- **WHAT YOU HAVE TO DO**
Work out the number of lines in the records that include the word "name"; reply with that number alone.

:: SUPPLIED INFORMATION

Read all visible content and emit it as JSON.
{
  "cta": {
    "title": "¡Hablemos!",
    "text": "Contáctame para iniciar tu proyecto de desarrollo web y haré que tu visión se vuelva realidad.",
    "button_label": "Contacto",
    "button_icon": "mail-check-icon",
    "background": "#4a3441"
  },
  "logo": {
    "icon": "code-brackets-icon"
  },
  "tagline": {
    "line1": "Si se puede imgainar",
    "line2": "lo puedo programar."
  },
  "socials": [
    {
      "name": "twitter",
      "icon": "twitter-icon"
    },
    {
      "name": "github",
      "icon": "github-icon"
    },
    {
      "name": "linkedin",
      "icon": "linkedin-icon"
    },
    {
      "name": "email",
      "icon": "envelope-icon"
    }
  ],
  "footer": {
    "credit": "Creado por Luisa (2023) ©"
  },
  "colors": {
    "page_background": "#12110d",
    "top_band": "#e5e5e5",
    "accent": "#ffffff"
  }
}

::::

- **SOLUTION TO THE EXERCISE**
4